## STATED TASK:
Copy the lines below word for word, beginning with the line containing "setting-label: Picture Pause" and ending with the line containing "refresh-icon[interactable] bbox=[27, 10, 55, 38]", both included.

++++ PROVIDED ENTRIES ++++

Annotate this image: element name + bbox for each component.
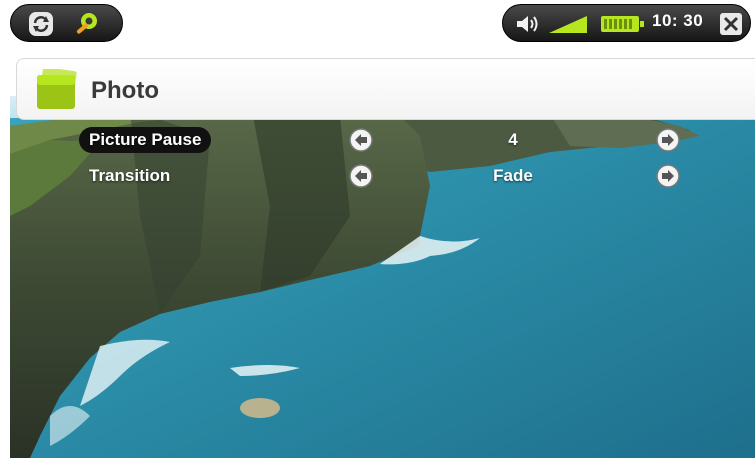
setting-label: Picture Pause bbox=[79, 127, 212, 153]
clock: 10: 30 bbox=[652, 11, 704, 30]
arrow-left-icon[interactable] bbox=[348, 127, 374, 153]
setting-label: Transition bbox=[89, 166, 171, 185]
arrow-right-icon[interactable] bbox=[655, 163, 681, 189]
photo-folder-icon bbox=[35, 67, 81, 111]
page-header: Photo bbox=[16, 58, 755, 120]
setting-value: Fade bbox=[493, 166, 533, 185]
system-status-pill bbox=[502, 4, 751, 42]
setting-value: 4 bbox=[508, 130, 518, 149]
volume-icon[interactable] bbox=[515, 13, 541, 40]
arrow-right-icon[interactable] bbox=[655, 127, 681, 153]
close-icon[interactable] bbox=[719, 12, 743, 41]
page-title: Photo bbox=[91, 77, 159, 104]
battery-icon bbox=[601, 16, 645, 37]
signal-icon bbox=[549, 14, 589, 39]
toolbar-pill bbox=[10, 4, 123, 42]
setting-row-transition[interactable]: Transition Fade bbox=[0, 162, 755, 190]
arrow-left-icon[interactable] bbox=[348, 163, 374, 189]
settings-icon[interactable] bbox=[73, 10, 101, 38]
status-bar: 10: 30 bbox=[0, 0, 755, 46]
refresh-icon[interactable] bbox=[27, 10, 55, 38]
setting-row-picture-pause[interactable]: Picture Pause 4 bbox=[0, 126, 755, 154]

++++

## OUTPUT FOR THIS EXERCISE:
setting-label: Picture Pause bbox=[79, 127, 212, 153]
clock: 10: 30 bbox=[652, 11, 704, 30]
arrow-left-icon[interactable] bbox=[348, 127, 374, 153]
setting-label: Transition bbox=[89, 166, 171, 185]
arrow-right-icon[interactable] bbox=[655, 163, 681, 189]
photo-folder-icon bbox=[35, 67, 81, 111]
page-header: Photo bbox=[16, 58, 755, 120]
setting-value: Fade bbox=[493, 166, 533, 185]
system-status-pill bbox=[502, 4, 751, 42]
setting-value: 4 bbox=[508, 130, 518, 149]
volume-icon[interactable] bbox=[515, 13, 541, 40]
arrow-right-icon[interactable] bbox=[655, 127, 681, 153]
close-icon[interactable] bbox=[719, 12, 743, 41]
page-title: Photo bbox=[91, 77, 159, 104]
battery-icon bbox=[601, 16, 645, 37]
signal-icon bbox=[549, 14, 589, 39]
toolbar-pill bbox=[10, 4, 123, 42]
setting-row-transition[interactable]: Transition Fade bbox=[0, 162, 755, 190]
arrow-left-icon[interactable] bbox=[348, 163, 374, 189]
settings-icon[interactable] bbox=[73, 10, 101, 38]
status-bar: 10: 30 bbox=[0, 0, 755, 46]
refresh-icon[interactable] bbox=[27, 10, 55, 38]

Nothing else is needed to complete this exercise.